## BEGIN Working data

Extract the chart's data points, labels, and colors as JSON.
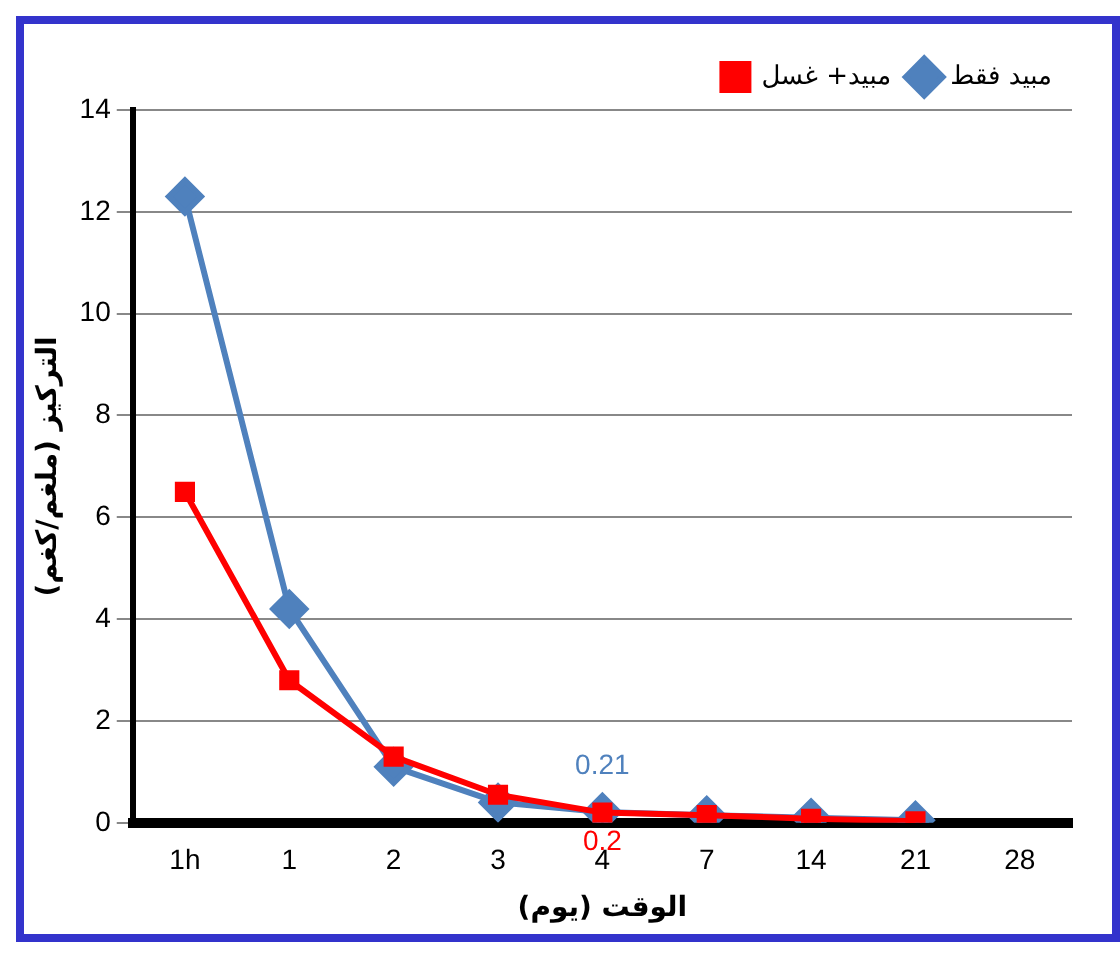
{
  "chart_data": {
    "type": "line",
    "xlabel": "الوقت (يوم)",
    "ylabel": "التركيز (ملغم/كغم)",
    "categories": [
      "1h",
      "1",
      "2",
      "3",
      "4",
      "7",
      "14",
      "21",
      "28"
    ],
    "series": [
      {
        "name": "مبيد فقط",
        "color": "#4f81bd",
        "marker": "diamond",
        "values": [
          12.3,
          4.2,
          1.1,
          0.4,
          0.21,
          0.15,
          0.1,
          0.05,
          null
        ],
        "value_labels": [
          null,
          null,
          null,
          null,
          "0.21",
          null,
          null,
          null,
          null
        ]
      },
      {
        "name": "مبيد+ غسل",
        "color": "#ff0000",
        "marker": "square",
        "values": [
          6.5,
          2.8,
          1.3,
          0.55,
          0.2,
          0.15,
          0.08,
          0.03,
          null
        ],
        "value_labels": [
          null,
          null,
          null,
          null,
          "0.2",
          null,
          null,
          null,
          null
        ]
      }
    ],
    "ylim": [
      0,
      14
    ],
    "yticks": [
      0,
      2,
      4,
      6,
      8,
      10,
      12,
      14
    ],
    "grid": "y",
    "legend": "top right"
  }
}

## END Working data

Output a faithful copy of the data, with each picture left out.

→ The response:
Extract the chart's data points, labels, and colors as JSON.
{
  "chart_data": {
    "type": "line",
    "xlabel": "الوقت (يوم)",
    "ylabel": "التركيز (ملغم/كغم)",
    "categories": [
      "1h",
      "1",
      "2",
      "3",
      "4",
      "7",
      "14",
      "21",
      "28"
    ],
    "series": [
      {
        "name": "مبيد فقط",
        "color": "#4f81bd",
        "marker": "diamond",
        "values": [
          12.3,
          4.2,
          1.1,
          0.4,
          0.21,
          0.15,
          0.1,
          0.05,
          null
        ],
        "value_labels": [
          null,
          null,
          null,
          null,
          "0.21",
          null,
          null,
          null,
          null
        ]
      },
      {
        "name": "مبيد+ غسل",
        "color": "#ff0000",
        "marker": "square",
        "values": [
          6.5,
          2.8,
          1.3,
          0.55,
          0.2,
          0.15,
          0.08,
          0.03,
          null
        ],
        "value_labels": [
          null,
          null,
          null,
          null,
          "0.2",
          null,
          null,
          null,
          null
        ]
      }
    ],
    "ylim": [
      0,
      14
    ],
    "yticks": [
      0,
      2,
      4,
      6,
      8,
      10,
      12,
      14
    ],
    "grid": "y",
    "legend": "top right"
  }
}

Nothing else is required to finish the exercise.